▸ **ROWS**:

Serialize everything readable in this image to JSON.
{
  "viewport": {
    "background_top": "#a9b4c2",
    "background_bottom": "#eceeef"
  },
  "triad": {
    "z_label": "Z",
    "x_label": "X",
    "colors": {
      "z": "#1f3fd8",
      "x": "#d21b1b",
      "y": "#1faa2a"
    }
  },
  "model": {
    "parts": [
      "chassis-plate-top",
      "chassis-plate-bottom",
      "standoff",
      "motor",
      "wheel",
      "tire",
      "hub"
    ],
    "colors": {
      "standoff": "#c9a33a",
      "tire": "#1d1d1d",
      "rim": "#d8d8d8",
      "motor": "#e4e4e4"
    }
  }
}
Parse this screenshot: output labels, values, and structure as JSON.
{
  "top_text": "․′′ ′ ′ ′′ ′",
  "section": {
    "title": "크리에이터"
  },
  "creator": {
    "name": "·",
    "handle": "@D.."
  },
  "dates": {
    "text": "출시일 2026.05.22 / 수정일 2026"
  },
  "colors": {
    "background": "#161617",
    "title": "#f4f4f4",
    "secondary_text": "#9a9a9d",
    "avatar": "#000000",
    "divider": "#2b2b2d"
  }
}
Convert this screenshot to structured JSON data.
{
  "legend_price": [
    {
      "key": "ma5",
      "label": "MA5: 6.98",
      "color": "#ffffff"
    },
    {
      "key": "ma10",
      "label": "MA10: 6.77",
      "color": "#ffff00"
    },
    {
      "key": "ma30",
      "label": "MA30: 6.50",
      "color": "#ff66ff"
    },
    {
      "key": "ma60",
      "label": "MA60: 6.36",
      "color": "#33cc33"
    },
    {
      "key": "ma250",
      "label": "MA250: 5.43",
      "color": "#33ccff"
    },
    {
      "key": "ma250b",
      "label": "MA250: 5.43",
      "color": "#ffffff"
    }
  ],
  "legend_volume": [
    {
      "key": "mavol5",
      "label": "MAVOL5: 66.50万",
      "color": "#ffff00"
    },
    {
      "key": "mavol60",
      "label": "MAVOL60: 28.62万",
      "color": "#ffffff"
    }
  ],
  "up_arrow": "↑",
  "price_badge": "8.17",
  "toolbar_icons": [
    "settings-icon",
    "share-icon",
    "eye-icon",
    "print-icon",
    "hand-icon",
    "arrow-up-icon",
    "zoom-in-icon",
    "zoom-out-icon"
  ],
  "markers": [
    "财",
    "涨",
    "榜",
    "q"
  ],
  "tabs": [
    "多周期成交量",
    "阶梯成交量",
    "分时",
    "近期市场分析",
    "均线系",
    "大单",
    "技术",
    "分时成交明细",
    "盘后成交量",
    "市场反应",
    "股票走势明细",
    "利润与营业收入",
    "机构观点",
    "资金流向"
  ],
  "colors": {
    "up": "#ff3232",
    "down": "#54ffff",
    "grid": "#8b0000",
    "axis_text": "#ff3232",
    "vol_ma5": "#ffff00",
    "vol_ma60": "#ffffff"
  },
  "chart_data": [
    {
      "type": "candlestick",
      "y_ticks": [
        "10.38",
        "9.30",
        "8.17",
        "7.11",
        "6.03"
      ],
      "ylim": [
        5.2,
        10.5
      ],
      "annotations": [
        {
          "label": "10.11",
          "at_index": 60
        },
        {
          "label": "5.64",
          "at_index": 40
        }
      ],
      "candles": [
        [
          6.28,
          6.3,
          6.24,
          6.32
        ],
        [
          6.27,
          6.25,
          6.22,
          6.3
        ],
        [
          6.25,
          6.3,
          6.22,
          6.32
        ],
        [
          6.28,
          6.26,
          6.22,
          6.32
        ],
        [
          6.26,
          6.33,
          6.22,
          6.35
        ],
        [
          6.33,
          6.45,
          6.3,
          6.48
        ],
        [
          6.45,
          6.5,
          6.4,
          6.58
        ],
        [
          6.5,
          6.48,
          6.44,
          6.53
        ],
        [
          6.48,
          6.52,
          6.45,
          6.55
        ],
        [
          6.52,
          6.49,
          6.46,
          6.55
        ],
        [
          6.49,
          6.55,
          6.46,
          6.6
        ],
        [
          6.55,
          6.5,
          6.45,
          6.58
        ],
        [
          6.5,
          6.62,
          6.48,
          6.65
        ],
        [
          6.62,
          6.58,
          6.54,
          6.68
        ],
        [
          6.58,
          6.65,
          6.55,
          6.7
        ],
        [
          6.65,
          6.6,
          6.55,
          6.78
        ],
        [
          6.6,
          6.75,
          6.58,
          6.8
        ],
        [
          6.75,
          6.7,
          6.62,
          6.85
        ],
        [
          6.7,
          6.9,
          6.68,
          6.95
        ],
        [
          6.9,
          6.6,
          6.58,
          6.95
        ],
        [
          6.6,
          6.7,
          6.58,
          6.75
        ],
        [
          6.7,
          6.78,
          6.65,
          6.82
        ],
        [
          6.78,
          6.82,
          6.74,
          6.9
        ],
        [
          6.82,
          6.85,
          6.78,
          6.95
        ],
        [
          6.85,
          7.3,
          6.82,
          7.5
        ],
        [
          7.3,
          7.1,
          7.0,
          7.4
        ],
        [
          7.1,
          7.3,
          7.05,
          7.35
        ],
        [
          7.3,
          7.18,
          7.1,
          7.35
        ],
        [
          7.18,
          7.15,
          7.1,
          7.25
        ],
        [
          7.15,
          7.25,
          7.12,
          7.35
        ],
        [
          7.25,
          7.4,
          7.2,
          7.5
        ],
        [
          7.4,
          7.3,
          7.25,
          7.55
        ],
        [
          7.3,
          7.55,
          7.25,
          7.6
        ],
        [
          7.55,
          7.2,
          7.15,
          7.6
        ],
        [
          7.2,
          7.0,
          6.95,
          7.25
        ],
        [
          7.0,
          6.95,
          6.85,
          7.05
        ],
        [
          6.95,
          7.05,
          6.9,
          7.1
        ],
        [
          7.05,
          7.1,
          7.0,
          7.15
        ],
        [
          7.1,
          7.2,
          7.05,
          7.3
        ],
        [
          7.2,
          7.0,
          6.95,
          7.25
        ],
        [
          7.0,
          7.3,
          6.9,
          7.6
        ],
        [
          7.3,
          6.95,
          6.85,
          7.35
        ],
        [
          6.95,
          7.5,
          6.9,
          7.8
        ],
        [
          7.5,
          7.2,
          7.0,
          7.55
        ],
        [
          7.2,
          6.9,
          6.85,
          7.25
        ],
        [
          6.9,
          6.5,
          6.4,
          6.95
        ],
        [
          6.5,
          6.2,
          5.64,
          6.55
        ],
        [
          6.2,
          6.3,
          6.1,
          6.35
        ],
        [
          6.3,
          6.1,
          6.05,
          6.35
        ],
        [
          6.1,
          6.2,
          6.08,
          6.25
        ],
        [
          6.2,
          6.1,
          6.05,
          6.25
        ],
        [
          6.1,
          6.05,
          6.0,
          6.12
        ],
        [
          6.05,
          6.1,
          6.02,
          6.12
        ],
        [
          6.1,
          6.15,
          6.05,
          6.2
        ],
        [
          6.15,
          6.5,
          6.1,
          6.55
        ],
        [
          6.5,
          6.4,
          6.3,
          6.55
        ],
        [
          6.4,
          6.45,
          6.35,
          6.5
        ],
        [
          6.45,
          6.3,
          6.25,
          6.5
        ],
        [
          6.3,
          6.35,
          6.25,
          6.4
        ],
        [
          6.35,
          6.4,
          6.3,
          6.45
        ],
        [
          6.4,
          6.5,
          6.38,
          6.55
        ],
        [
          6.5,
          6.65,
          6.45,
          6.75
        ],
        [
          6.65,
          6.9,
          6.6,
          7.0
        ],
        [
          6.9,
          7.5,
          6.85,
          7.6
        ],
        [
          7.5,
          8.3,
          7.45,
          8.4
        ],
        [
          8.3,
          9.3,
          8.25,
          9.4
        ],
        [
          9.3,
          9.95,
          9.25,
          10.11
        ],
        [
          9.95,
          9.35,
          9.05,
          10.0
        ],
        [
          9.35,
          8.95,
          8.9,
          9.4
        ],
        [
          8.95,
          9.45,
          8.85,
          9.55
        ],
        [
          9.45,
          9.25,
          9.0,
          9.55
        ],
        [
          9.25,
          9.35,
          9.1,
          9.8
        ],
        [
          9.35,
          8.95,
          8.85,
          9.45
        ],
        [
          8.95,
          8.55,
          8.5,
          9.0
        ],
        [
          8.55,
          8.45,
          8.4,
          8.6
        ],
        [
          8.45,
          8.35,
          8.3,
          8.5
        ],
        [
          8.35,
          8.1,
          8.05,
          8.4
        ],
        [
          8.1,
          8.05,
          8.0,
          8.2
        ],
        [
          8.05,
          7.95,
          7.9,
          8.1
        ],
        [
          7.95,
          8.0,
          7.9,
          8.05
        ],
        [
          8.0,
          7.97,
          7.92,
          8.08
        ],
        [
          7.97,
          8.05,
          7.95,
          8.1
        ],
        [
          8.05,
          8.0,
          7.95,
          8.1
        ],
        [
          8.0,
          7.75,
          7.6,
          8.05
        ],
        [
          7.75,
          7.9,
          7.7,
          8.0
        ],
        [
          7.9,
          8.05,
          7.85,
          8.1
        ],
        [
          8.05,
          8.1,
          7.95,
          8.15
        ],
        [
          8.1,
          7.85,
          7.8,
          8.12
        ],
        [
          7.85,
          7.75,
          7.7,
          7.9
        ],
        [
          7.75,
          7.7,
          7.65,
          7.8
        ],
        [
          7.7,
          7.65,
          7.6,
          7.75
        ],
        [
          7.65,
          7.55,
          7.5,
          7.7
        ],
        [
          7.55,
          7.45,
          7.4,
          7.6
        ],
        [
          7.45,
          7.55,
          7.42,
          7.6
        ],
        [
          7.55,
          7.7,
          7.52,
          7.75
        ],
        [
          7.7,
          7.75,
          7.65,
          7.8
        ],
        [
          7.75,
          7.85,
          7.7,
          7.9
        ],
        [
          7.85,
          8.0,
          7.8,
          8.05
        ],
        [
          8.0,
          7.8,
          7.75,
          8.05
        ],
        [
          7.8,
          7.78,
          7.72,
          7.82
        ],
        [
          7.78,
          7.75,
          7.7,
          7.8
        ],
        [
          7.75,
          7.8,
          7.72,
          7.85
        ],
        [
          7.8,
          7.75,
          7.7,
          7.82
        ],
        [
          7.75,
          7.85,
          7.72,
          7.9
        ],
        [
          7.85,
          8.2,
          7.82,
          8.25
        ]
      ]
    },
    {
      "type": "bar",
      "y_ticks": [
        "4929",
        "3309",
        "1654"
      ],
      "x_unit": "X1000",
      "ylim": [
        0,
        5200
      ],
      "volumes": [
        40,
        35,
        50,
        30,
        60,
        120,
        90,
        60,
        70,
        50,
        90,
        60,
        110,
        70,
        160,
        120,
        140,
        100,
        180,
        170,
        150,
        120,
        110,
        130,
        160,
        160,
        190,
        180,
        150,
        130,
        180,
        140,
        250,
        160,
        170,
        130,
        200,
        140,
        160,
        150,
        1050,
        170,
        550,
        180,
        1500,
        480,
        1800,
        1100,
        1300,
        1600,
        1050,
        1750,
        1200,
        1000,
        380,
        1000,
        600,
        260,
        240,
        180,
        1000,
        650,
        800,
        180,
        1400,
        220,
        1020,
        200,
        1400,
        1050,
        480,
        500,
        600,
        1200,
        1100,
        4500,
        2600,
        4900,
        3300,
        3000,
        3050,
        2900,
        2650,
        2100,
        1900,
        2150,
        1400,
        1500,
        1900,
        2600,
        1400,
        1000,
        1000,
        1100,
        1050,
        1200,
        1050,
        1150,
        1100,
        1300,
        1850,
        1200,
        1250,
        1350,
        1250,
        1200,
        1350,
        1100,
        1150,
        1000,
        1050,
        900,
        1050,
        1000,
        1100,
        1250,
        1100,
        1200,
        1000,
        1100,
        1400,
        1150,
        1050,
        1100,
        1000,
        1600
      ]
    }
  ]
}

▸ **PROBLEM TO WORK ON**: Scan the material above. Copy each line that holds the word "chassis".

▸ **RESULT OF THE EXERCISE**:
      "chassis-plate-top",
      "chassis-plate-bottom",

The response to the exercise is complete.